-- BEGIN Supplied records --

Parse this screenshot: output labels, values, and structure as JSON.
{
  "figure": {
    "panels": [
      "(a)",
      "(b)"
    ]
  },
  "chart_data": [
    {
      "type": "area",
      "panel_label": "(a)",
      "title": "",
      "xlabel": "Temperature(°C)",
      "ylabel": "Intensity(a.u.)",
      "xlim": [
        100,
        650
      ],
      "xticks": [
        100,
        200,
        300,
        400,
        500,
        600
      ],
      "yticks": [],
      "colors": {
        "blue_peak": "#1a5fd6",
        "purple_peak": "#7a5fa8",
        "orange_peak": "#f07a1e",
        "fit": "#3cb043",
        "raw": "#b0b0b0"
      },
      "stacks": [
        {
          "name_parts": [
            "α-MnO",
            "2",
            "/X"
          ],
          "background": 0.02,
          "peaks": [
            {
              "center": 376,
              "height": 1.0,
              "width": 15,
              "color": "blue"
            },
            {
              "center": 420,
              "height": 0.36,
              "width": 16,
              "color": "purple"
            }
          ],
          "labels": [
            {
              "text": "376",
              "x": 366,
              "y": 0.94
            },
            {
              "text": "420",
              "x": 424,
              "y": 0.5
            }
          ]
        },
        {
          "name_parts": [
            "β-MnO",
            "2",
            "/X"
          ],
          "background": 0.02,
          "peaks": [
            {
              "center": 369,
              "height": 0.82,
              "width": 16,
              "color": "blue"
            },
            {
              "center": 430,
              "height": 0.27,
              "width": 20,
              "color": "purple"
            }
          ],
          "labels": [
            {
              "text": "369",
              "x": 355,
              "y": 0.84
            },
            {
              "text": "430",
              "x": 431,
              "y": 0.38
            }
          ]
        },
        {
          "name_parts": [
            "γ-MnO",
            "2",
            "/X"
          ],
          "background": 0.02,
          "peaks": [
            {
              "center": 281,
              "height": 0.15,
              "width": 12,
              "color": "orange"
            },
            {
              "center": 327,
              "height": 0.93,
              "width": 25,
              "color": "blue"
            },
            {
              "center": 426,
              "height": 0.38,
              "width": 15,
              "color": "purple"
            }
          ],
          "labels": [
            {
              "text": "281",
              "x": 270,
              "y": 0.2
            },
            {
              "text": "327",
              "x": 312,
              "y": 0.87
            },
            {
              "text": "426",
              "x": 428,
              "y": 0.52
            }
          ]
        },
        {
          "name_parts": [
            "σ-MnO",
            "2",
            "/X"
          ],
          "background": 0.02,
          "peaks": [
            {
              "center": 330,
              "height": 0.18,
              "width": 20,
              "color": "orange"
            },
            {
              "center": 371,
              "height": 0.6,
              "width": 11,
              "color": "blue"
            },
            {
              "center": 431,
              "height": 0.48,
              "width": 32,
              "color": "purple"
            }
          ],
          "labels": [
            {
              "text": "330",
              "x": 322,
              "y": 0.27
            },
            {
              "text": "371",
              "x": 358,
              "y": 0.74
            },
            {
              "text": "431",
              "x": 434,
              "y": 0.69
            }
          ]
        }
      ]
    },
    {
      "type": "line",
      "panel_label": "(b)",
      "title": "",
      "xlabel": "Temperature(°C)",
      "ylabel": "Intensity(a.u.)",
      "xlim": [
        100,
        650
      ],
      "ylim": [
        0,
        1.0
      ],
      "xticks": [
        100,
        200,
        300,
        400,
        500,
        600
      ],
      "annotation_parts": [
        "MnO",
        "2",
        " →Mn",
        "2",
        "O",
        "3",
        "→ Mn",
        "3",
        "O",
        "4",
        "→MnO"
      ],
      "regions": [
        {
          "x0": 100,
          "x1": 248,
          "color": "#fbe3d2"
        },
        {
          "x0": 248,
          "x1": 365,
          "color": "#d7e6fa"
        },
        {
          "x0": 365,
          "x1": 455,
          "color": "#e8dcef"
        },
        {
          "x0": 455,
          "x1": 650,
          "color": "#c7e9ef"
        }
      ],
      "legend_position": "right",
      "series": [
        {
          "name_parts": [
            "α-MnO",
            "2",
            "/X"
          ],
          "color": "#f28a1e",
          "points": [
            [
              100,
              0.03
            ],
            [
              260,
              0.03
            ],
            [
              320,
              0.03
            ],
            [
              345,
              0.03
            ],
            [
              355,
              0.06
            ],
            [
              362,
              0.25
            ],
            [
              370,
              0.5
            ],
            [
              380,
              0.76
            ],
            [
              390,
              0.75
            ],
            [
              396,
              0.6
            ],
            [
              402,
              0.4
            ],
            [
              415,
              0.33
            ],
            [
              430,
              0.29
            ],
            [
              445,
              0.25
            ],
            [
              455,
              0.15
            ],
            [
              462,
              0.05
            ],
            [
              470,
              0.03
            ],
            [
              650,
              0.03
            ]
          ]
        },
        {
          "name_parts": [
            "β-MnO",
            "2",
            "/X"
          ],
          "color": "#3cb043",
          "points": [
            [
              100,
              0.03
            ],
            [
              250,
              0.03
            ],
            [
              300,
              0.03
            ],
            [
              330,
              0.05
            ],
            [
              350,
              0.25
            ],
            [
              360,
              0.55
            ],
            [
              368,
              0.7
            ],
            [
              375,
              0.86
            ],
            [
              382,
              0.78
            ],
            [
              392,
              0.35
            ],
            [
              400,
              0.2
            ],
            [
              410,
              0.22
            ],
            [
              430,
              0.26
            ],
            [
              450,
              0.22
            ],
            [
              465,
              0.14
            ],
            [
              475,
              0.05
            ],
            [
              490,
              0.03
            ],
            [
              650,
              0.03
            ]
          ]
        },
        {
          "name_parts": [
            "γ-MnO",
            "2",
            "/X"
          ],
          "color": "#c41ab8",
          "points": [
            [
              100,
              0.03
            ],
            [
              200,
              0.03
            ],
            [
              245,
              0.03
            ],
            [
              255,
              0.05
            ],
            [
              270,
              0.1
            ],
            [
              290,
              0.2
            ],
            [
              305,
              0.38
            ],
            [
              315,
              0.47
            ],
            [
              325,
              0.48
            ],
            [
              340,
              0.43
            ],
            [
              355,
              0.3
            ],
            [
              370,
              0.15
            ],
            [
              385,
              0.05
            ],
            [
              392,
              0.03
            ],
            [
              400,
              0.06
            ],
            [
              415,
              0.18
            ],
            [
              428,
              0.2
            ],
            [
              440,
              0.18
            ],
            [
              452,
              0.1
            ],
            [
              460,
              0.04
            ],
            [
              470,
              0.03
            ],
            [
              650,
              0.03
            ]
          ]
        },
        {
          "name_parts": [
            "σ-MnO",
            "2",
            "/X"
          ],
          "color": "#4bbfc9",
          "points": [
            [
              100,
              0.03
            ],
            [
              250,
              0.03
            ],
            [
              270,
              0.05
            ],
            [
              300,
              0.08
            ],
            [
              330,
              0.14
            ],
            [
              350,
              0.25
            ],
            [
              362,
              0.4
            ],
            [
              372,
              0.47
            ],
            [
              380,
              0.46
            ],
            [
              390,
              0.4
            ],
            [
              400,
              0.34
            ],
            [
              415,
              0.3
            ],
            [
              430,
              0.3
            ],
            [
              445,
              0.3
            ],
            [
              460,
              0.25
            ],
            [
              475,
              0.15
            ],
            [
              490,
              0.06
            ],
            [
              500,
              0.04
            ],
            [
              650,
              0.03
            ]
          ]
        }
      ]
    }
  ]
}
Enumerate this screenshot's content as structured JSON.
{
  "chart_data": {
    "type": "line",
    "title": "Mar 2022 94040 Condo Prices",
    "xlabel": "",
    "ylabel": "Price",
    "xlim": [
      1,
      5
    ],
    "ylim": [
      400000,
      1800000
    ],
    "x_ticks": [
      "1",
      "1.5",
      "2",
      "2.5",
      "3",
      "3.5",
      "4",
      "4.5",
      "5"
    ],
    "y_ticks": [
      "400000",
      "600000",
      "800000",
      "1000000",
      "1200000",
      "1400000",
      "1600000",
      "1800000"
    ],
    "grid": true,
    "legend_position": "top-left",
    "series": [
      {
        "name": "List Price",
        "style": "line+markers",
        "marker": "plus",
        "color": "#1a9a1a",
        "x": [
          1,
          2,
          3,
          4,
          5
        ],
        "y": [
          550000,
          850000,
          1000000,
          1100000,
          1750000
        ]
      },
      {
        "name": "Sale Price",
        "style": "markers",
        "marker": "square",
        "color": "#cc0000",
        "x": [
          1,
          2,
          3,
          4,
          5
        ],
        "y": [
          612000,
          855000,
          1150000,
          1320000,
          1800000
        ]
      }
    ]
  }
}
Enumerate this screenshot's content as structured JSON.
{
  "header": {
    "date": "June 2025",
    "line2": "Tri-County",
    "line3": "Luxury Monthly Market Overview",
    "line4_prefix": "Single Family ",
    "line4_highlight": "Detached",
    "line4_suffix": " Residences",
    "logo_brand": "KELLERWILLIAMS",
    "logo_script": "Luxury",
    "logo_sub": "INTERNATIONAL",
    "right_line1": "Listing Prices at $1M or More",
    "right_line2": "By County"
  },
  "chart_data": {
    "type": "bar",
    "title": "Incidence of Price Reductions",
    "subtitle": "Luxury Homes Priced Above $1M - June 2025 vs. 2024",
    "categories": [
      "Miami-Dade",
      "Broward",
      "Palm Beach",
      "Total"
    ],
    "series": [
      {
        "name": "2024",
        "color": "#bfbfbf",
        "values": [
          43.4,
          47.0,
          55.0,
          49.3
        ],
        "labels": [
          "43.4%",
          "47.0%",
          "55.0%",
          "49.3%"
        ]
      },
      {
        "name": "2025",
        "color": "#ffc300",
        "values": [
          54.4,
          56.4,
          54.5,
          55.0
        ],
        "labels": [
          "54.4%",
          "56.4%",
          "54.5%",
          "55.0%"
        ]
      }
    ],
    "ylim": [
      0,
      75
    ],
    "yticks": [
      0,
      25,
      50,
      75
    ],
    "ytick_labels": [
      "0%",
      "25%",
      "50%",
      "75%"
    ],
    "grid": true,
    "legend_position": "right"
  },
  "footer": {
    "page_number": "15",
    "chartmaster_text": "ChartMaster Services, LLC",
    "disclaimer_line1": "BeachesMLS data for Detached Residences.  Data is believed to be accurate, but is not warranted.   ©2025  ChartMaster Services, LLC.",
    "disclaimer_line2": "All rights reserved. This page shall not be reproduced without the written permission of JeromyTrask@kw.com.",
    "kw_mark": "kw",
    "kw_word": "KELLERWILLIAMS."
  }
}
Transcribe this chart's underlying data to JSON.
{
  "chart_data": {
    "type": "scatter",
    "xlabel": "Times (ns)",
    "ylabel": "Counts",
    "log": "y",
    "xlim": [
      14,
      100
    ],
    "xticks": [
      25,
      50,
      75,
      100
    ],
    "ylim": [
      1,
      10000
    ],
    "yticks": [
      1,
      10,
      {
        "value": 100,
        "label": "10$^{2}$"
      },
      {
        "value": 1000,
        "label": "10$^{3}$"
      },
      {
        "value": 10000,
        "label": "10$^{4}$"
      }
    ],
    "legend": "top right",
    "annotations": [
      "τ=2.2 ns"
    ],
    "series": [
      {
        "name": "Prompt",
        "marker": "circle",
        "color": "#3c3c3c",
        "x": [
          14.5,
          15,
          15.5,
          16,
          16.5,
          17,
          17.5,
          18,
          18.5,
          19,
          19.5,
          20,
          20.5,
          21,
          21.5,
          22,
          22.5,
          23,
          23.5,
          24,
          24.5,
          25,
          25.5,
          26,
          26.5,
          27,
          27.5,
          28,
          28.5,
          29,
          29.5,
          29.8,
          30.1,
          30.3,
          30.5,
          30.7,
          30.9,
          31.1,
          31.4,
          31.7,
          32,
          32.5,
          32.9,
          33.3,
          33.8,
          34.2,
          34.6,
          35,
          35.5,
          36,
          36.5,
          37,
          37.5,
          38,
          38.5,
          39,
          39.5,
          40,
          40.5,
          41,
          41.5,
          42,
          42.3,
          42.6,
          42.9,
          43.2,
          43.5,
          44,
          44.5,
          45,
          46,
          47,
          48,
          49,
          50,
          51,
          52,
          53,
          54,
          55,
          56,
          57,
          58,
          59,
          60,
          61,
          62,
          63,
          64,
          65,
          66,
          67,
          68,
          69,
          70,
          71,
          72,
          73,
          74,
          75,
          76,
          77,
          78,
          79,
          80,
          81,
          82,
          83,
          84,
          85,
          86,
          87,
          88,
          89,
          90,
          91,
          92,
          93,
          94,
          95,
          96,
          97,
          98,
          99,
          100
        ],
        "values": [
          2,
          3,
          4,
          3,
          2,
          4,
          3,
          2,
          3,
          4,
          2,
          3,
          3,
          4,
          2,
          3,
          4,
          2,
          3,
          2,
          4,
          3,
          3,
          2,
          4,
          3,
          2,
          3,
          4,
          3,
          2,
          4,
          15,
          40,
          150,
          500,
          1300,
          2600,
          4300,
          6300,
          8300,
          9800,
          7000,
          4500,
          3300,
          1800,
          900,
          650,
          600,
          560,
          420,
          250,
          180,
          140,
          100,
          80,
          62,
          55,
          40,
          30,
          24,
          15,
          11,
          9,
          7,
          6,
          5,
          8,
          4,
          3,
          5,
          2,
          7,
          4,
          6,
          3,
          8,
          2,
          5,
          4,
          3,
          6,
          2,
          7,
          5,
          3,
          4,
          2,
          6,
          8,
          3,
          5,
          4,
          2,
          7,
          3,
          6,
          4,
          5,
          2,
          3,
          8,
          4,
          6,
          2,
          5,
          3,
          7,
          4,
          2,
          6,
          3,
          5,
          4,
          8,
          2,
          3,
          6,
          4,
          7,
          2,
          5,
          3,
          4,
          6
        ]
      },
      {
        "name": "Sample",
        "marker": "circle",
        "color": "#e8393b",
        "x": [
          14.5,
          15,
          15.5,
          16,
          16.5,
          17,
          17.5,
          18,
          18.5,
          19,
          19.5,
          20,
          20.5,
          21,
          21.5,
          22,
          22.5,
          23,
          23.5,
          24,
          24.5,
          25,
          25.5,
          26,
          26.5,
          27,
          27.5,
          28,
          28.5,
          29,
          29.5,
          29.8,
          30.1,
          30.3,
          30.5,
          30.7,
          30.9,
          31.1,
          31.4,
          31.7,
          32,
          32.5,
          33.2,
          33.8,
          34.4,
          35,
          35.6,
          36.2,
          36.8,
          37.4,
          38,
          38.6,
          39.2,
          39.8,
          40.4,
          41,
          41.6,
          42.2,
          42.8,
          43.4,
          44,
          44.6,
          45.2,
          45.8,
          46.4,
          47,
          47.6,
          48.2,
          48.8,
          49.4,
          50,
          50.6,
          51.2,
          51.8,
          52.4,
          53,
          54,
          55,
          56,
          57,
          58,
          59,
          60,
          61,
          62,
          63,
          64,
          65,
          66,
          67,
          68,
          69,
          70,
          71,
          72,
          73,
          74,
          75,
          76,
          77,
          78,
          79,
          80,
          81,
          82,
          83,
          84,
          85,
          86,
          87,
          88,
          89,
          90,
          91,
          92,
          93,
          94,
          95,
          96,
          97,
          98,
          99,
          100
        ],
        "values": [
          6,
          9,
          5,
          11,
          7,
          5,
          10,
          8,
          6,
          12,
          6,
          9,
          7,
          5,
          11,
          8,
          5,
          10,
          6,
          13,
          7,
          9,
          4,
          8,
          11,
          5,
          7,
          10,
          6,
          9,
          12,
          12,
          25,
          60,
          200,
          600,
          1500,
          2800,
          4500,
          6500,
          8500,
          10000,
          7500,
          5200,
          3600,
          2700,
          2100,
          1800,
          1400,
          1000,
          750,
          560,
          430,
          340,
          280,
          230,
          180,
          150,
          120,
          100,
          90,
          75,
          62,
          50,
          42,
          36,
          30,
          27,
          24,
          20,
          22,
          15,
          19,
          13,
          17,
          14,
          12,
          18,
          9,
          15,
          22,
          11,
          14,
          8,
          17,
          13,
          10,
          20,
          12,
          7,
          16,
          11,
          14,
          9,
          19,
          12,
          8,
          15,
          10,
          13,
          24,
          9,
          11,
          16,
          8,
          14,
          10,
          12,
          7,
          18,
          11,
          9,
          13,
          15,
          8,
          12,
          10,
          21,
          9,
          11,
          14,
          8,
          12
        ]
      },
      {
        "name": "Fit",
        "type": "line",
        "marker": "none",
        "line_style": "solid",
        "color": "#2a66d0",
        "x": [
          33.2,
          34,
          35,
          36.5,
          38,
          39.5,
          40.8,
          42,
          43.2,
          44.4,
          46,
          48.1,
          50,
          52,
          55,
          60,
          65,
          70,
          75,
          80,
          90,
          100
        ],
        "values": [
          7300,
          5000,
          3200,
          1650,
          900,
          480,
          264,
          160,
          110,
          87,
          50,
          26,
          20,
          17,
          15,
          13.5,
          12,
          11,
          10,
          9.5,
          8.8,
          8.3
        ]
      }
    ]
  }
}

-- END Supplied records --

- [Work required] Check all the records above and select each line where the string "Detached" is found.

- [Full solution]
    "line4_highlight": "Detached",
    "disclaimer_line1": "BeachesMLS data for Detached Residences.  Data is believed to be accurate, but is not warranted.   ©2025  ChartMaster Services, LLC.",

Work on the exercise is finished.